* GIVEN PROBLEM A *
Pull out the entries from their first line through the line that contains "panel-face: [431, 149, 869, 591]", including both ends, and reproduce each of those lines without any change.

Adoption services, Employment Nondiscrimination Act, Gay Marriage Rights, LGBT, Obergefell v. Hodges, Policies on Bullying, Public Accommodations, Reason Magazine, Religious Exemptions, Religious Freedom, Scott Shackford, Transgender Identity

Government boot

Gay marriage rights are considered a big win among libertarians, but there are thorny issues on the horizon as LGBT activists contest certain liberties of other groups. Last month’s landmark Supreme Court decision in Obergefell v. Hodges established that same-sex marriage is protected by the 14th Amendment to the Constitution. Unfortunately, the established rights of different groups are sometimes in conflict; recognition of one individual right under the Constitution does not invalidate the established rights of others. Rather, these rights exist pari-passu unless some intractable conflict exists. Any challenge to a right of one party by another must be resolved based upon whether the courts find a compelling reason, under the circumstances of the case, to favor one right over another. Depending on the details, the result may establish a narrow or a broad precedent.

Last week, Reason carried a good discussion of several areas of possible conflict between the positions of certain LGBT activists and the libertarian view: “Is This Where Libertarians and the Gay Community Part Ways?“, by Scott Shackford, covered each of the general issues listed below, which I’ll attempt to summarize. The libertarian resolution to most of these issues is dependent upon whether the challenge is against a government entity or a private party. This dichotomy follows from a constitutional philosophy under which the powers of government are strictly enumerated and the presumed rights of private individuals are broad and unenumerated. Many libertarians, Shackford included, believe that conflicts are often easily resolved when all alternatives for both parties are considered. For that reason, simply allowing private social arrangements to evolve is superior to intrusion by government aimed at righting perceived wrongs.

Employment Nondiscrimination: Shackford is skeptical that congressional passage of the long-debated federal Employment Non-Discrimination Act (ENDA) would accomplish much because there has already been such a significant shift in the cultural acceptance of homosexuality. Nevertheless, he is supportive of laws prohibiting anti-gay discrimination by government employers.

* GIVEN PROBLEM B *
Copy word for word the part of the text on libertarians and gay rights that opens with the words "Government boot" and closes with "a broad precedent.".

* MATERIAL SUPPLIED *

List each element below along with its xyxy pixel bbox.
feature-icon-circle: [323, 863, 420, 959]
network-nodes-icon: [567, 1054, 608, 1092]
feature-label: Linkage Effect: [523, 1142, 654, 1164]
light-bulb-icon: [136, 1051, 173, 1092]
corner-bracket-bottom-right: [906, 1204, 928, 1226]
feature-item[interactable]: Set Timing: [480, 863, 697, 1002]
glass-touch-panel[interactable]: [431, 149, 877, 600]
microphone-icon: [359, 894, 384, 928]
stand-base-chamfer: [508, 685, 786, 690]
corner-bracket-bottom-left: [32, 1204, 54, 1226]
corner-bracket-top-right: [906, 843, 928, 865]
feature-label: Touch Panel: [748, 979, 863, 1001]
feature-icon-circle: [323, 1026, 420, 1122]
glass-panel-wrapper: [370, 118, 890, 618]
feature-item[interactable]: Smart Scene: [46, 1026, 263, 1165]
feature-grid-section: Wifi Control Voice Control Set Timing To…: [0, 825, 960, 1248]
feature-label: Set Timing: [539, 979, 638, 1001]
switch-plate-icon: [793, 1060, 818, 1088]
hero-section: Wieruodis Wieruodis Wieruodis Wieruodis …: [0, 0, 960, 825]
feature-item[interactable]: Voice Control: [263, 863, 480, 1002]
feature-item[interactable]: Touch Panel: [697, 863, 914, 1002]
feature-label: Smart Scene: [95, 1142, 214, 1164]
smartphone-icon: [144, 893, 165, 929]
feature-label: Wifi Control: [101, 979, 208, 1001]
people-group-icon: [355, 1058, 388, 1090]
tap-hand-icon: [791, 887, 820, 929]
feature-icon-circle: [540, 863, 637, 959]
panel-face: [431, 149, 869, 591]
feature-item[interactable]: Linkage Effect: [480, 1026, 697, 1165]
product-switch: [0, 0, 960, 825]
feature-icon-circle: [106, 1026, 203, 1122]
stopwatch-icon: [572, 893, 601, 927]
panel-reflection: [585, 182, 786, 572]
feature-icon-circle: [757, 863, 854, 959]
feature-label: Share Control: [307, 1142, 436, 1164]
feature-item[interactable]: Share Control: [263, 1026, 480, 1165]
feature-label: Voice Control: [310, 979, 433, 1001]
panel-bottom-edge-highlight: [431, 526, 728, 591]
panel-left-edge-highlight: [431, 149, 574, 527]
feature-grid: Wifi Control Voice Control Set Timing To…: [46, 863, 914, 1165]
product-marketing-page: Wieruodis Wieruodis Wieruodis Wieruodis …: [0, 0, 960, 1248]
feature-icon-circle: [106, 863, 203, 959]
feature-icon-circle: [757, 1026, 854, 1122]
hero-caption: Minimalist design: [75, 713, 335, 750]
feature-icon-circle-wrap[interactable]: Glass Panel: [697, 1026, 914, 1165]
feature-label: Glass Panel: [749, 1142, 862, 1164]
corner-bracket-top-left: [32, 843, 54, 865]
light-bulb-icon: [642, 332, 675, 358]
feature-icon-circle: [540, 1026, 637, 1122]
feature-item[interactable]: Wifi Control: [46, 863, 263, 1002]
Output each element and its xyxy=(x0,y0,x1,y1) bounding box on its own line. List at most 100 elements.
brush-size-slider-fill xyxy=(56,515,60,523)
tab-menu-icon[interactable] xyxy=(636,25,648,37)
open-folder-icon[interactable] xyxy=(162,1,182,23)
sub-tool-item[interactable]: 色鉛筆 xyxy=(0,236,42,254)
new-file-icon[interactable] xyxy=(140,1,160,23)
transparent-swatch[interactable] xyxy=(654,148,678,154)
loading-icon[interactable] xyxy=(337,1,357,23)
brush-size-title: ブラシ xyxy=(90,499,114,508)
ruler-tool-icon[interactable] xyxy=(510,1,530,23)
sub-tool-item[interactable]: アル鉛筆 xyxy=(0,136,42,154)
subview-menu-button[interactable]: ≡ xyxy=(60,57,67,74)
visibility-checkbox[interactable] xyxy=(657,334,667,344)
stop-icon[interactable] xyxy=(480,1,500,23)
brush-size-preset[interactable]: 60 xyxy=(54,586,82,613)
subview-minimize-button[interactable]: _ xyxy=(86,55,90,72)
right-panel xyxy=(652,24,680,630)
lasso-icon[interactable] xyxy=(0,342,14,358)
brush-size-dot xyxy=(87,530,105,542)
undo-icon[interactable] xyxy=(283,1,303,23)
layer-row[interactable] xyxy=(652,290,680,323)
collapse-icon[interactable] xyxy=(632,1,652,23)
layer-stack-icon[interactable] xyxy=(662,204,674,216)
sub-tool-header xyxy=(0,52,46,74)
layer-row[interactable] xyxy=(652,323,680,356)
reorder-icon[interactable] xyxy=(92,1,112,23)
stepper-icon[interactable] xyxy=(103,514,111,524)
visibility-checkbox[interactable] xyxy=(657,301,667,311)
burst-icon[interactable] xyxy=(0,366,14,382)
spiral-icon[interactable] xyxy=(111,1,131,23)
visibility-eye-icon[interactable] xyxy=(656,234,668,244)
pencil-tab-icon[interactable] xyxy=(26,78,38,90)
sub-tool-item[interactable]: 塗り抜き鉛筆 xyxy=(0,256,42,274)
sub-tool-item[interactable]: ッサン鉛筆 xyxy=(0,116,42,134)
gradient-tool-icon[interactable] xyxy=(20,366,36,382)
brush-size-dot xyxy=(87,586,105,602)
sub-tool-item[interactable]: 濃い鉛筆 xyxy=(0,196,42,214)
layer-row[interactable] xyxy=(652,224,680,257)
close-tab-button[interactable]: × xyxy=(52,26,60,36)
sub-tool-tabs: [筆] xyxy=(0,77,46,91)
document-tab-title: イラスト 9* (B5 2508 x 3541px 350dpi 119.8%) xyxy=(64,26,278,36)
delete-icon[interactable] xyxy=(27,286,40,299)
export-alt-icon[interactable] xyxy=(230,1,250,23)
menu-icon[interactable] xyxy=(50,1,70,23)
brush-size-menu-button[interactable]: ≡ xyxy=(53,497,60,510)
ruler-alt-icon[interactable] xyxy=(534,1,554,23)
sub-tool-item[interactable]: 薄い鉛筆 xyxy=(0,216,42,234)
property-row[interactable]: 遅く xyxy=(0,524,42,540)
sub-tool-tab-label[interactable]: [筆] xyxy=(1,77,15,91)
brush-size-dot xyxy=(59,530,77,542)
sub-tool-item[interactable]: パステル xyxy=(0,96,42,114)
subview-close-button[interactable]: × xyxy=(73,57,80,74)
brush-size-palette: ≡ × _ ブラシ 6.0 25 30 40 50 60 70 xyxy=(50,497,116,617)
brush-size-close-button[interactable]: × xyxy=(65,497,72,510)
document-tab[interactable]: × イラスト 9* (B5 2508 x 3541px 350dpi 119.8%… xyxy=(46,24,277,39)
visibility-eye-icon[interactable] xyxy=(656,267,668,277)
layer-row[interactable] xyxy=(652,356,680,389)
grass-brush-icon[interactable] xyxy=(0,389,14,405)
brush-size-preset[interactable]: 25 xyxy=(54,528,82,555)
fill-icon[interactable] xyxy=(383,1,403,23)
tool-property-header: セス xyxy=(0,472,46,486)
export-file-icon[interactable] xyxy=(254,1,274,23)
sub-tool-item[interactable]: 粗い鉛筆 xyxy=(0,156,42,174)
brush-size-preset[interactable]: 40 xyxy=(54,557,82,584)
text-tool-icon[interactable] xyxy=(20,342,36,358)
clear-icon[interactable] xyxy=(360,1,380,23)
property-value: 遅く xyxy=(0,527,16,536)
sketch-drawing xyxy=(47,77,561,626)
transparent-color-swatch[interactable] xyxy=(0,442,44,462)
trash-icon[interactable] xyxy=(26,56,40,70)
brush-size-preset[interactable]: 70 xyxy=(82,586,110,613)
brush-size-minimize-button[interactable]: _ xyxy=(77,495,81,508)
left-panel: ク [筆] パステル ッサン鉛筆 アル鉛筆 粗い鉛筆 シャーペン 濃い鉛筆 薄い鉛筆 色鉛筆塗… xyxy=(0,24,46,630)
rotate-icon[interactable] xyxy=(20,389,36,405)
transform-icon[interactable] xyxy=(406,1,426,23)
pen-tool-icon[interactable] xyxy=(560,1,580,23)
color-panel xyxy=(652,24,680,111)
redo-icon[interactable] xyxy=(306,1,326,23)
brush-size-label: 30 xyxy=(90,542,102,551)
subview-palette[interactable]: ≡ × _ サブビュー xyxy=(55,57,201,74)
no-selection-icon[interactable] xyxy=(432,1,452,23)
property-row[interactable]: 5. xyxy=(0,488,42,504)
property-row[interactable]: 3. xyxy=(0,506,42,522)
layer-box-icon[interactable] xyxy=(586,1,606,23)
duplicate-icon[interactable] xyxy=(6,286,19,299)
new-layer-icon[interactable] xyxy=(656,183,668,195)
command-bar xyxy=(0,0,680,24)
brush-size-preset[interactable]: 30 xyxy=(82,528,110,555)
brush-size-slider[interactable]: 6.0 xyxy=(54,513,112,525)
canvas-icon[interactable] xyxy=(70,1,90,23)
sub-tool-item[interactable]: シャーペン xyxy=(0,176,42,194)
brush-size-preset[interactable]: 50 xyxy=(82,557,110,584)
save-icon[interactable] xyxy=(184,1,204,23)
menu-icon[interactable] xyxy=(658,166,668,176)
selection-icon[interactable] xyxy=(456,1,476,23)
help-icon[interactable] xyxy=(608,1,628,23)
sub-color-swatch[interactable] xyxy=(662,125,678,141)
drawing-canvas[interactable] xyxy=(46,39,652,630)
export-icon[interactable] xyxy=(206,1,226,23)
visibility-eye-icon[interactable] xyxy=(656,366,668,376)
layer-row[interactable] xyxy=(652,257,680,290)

* EXERCISE SOLUTION A *
List each element below along with its xyxy pixel bbox.
feature-icon-circle: [323, 863, 420, 959]
network-nodes-icon: [567, 1054, 608, 1092]
feature-label: Linkage Effect: [523, 1142, 654, 1164]
light-bulb-icon: [136, 1051, 173, 1092]
corner-bracket-bottom-right: [906, 1204, 928, 1226]
feature-item[interactable]: Set Timing: [480, 863, 697, 1002]
glass-touch-panel[interactable]: [431, 149, 877, 600]
microphone-icon: [359, 894, 384, 928]
stand-base-chamfer: [508, 685, 786, 690]
corner-bracket-bottom-left: [32, 1204, 54, 1226]
corner-bracket-top-right: [906, 843, 928, 865]
feature-label: Touch Panel: [748, 979, 863, 1001]
feature-icon-circle: [323, 1026, 420, 1122]
glass-panel-wrapper: [370, 118, 890, 618]
feature-item[interactable]: Smart Scene: [46, 1026, 263, 1165]
feature-grid-section: Wifi Control Voice Control Set Timing To…: [0, 825, 960, 1248]
feature-label: Set Timing: [539, 979, 638, 1001]
switch-plate-icon: [793, 1060, 818, 1088]
hero-section: Wieruodis Wieruodis Wieruodis Wieruodis …: [0, 0, 960, 825]
feature-item[interactable]: Voice Control: [263, 863, 480, 1002]
feature-item[interactable]: Touch Panel: [697, 863, 914, 1002]
feature-label: Smart Scene: [95, 1142, 214, 1164]
smartphone-icon: [144, 893, 165, 929]
feature-label: Wifi Control: [101, 979, 208, 1001]
people-group-icon: [355, 1058, 388, 1090]
tap-hand-icon: [791, 887, 820, 929]
feature-icon-circle: [540, 863, 637, 959]
panel-face: [431, 149, 869, 591]

* EXERCISE SOLUTION B *
Government boot

Gay marriage rights are considered a big win among libertarians, but there are thorny issues on the horizon as LGBT activists contest certain liberties of other groups. Last month’s landmark Supreme Court decision in Obergefell v. Hodges established that same-sex marriage is protected by the 14th Amendment to the Constitution. Unfortunately, the established rights of different groups are sometimes in conflict; recognition of one individual right under the Constitution does not invalidate the established rights of others. Rather, these rights exist pari-passu unless some intractable conflict exists. Any challenge to a right of one party by another must be resolved based upon whether the courts find a compelling reason, under the circumstances of the case, to favor one right over another. Depending on the details, the result may establish a narrow or a broad precedent.